ROWS →

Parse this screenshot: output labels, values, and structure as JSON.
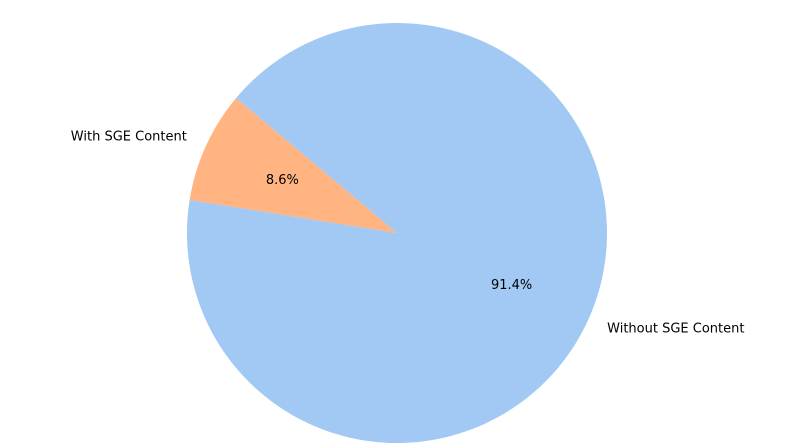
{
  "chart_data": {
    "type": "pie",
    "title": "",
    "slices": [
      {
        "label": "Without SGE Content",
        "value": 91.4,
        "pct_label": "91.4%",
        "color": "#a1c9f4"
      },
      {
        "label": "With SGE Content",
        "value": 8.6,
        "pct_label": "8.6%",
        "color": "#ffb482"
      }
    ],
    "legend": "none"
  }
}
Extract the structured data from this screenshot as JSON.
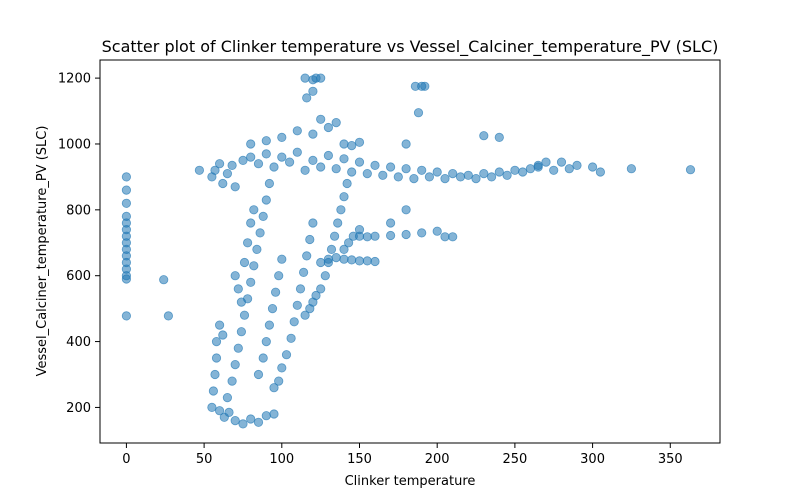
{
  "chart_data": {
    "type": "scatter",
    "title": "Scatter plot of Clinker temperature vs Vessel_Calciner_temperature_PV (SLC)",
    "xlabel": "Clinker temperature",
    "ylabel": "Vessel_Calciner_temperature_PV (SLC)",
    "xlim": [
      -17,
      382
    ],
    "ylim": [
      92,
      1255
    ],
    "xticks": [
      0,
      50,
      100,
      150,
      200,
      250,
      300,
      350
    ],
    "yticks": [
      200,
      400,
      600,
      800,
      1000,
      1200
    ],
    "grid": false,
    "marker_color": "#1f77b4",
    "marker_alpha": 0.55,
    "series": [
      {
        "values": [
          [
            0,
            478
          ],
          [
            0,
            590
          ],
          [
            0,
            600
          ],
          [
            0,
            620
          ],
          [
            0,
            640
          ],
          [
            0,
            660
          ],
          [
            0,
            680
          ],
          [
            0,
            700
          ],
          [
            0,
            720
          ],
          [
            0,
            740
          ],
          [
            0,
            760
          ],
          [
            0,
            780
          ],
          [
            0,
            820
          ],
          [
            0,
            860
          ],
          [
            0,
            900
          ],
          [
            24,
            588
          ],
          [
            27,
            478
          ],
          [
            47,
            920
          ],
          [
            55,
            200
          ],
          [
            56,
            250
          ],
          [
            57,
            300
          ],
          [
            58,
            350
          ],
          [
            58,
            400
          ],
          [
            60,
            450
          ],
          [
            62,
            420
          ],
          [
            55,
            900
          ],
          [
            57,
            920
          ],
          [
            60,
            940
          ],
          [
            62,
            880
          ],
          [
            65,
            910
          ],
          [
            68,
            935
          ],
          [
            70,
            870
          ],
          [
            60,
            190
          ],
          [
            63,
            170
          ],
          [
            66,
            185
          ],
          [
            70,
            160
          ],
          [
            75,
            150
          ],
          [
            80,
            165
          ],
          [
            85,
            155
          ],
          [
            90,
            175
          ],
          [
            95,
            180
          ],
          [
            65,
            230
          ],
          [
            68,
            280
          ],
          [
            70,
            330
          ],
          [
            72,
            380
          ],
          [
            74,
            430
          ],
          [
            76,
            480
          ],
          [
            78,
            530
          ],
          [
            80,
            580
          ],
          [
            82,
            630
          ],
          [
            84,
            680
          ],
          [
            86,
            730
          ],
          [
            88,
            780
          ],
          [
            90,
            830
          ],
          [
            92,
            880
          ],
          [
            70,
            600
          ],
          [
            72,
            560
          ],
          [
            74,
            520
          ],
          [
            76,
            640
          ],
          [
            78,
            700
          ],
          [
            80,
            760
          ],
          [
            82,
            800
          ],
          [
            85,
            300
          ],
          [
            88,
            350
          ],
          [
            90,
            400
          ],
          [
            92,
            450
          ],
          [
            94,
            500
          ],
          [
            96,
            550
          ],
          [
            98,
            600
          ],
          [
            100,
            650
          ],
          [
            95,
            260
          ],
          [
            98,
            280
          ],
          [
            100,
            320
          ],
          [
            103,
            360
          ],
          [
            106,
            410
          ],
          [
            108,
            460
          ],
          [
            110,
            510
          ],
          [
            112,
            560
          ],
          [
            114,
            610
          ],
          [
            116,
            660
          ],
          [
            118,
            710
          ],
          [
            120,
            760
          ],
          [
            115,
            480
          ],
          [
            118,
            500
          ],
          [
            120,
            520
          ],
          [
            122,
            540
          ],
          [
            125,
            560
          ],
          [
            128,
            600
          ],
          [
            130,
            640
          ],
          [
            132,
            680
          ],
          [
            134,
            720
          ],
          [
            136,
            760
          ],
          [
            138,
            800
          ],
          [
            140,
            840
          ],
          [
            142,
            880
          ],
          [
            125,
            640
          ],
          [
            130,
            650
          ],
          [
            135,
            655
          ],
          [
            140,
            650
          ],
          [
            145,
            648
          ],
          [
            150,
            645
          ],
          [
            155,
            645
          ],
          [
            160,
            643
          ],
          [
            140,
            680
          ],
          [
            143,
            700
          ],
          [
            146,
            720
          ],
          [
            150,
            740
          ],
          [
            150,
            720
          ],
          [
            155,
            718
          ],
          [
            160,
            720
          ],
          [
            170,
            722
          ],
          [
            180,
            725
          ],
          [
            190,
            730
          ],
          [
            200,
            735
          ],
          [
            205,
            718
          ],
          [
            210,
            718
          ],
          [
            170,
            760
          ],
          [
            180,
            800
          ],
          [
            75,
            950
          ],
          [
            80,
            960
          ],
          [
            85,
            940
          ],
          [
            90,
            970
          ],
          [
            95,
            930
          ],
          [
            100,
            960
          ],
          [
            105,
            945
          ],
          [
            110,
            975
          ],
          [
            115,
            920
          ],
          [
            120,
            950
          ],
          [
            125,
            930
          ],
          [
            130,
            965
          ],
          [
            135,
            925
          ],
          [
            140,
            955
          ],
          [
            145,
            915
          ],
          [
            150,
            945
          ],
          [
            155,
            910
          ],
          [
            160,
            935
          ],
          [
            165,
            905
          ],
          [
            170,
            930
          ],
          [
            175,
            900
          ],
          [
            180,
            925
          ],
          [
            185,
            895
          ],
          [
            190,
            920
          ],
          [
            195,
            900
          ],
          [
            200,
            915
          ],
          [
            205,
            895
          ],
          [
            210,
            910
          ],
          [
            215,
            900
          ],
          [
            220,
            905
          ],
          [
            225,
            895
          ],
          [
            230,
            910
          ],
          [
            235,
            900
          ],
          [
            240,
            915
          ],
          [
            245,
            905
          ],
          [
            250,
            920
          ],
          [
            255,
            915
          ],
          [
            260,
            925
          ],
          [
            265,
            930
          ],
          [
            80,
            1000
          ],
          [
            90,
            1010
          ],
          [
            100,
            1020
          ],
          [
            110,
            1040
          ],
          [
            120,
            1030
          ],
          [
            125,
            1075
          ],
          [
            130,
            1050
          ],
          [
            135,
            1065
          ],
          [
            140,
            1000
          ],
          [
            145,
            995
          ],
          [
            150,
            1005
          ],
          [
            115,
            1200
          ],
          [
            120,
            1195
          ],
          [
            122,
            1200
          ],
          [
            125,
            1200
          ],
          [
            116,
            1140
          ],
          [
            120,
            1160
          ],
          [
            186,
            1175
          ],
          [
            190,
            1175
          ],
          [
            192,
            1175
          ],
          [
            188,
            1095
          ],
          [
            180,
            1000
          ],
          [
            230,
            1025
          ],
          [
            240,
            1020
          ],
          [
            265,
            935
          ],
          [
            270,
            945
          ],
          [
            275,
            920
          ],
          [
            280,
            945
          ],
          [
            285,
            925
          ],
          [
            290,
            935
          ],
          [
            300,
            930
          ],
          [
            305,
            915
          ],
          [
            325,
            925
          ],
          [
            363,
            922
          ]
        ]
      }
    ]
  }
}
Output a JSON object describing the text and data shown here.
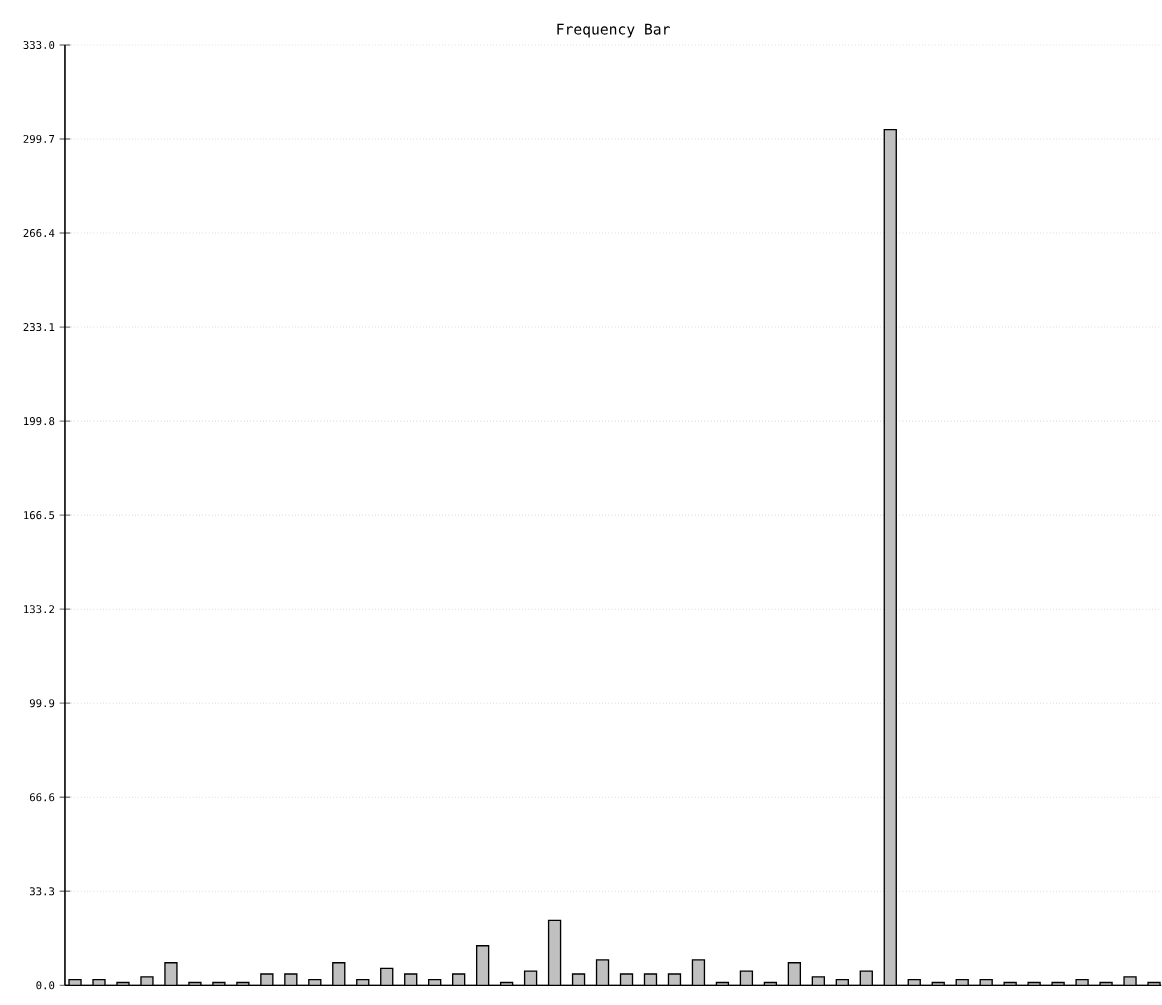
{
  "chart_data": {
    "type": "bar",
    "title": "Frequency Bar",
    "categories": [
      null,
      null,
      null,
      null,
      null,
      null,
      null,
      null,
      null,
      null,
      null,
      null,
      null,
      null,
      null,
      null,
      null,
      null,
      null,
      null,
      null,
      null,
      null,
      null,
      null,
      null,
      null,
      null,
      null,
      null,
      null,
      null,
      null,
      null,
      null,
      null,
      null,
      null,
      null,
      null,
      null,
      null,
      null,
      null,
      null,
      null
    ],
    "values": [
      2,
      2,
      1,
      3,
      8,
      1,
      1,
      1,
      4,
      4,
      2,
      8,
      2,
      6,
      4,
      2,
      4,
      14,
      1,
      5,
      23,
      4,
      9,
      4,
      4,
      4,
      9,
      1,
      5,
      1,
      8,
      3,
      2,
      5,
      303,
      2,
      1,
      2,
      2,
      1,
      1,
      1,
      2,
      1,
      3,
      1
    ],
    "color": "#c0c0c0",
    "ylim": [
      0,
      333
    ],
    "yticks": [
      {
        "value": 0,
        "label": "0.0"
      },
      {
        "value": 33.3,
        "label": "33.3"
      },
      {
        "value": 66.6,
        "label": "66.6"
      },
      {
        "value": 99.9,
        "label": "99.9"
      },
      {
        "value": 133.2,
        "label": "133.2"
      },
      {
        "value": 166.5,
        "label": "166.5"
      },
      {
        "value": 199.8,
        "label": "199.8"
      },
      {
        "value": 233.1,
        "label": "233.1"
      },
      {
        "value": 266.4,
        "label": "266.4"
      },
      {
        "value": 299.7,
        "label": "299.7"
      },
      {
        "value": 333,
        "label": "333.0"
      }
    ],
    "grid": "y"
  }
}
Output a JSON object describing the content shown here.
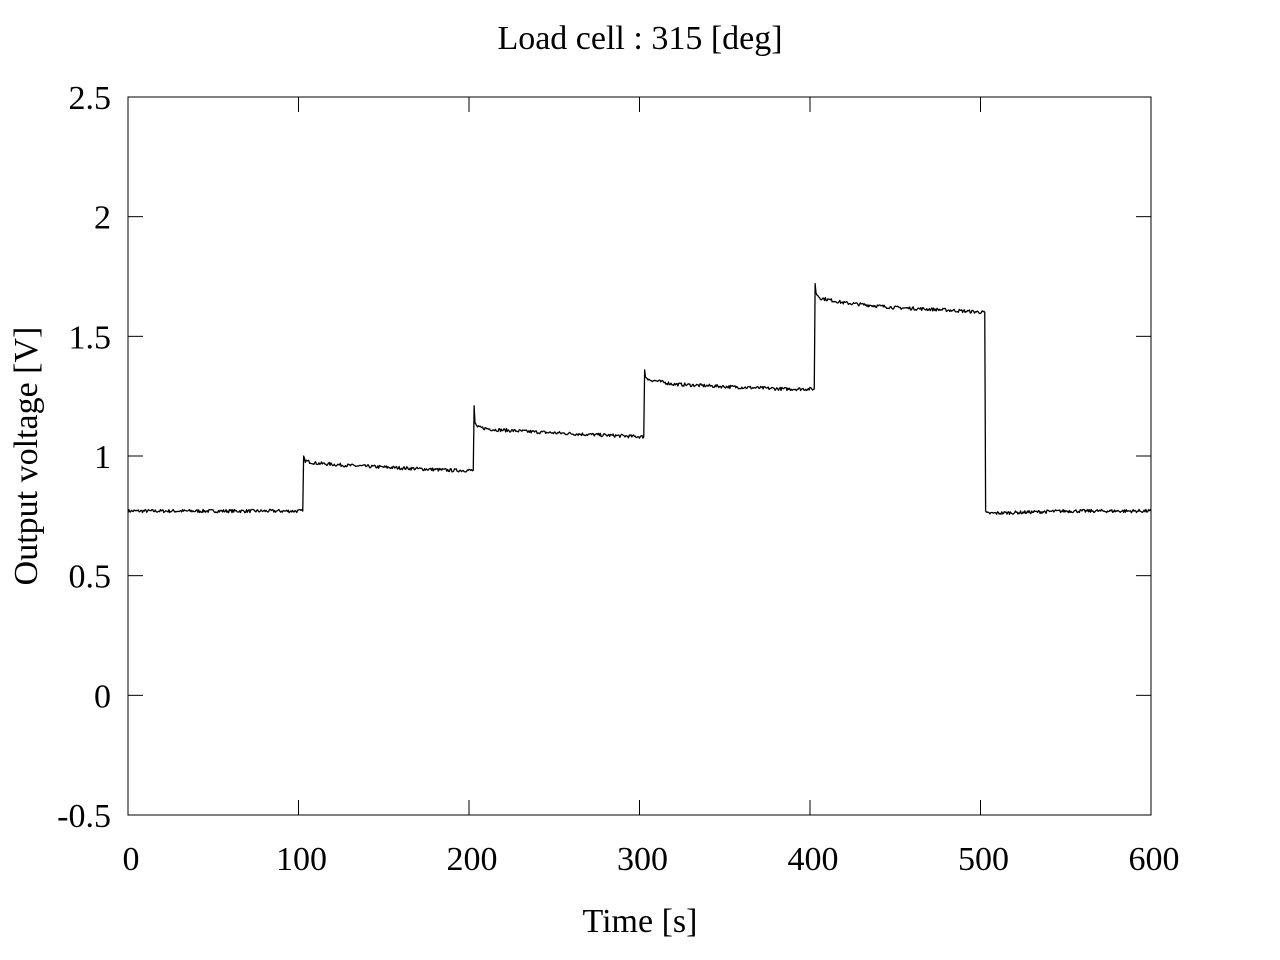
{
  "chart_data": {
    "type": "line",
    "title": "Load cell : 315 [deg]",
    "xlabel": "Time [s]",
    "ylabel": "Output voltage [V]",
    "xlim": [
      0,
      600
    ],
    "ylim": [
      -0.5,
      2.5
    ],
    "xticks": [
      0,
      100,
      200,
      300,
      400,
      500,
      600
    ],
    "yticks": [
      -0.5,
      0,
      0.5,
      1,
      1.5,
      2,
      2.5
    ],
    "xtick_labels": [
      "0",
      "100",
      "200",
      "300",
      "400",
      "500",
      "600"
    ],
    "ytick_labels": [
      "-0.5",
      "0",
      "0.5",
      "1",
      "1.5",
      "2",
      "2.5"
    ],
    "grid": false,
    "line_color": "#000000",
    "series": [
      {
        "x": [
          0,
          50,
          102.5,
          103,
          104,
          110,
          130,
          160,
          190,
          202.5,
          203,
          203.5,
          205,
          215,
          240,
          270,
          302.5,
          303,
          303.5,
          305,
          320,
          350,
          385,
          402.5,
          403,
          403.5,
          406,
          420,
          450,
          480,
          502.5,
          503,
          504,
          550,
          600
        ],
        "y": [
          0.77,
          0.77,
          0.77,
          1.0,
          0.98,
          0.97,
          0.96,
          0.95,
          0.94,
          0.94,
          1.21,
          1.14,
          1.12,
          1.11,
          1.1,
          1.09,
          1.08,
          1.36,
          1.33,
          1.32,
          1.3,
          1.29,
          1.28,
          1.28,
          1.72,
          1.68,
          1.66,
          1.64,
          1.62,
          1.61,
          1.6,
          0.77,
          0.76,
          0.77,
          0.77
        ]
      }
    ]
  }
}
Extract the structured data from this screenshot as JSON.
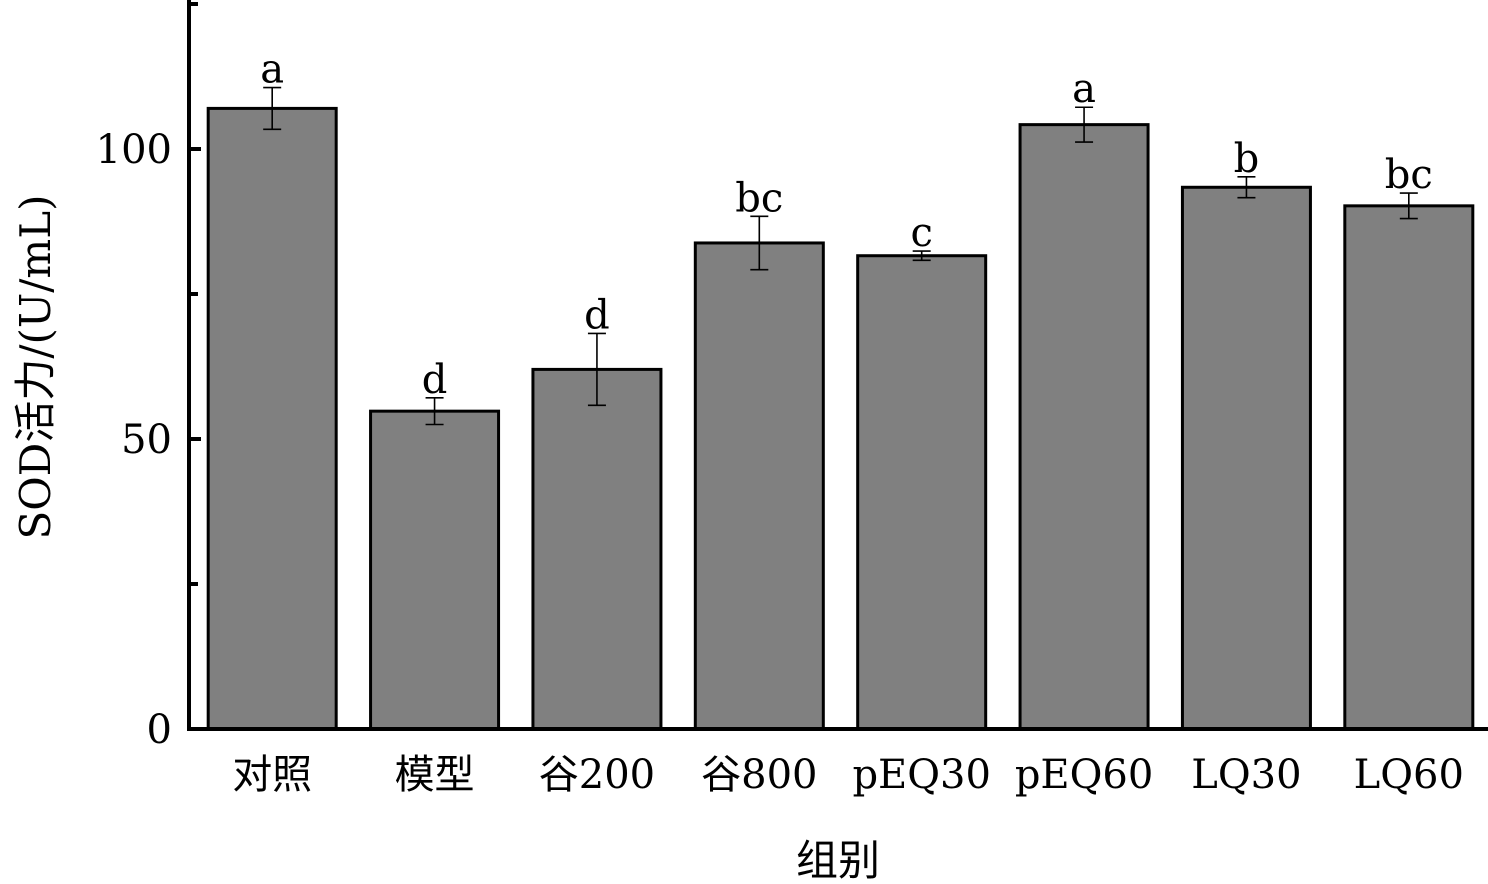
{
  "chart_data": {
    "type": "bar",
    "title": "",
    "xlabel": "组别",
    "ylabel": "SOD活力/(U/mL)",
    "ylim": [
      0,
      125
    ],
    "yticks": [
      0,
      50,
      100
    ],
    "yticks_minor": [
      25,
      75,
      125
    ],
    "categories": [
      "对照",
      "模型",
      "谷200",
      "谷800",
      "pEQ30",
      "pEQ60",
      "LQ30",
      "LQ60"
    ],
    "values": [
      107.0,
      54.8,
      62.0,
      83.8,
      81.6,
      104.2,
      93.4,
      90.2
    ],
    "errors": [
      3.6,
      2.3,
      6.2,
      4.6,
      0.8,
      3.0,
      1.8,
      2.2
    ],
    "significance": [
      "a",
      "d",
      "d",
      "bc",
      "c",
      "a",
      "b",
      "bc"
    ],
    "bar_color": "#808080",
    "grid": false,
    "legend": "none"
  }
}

STATED TASK →
Search the entries for the word "values" and pick out every line that holds it.

WRITTEN ANSWER →
Parse this screenshot: output labels, values, and structure as JSON.
        "values": [
    "values": [
    "values": [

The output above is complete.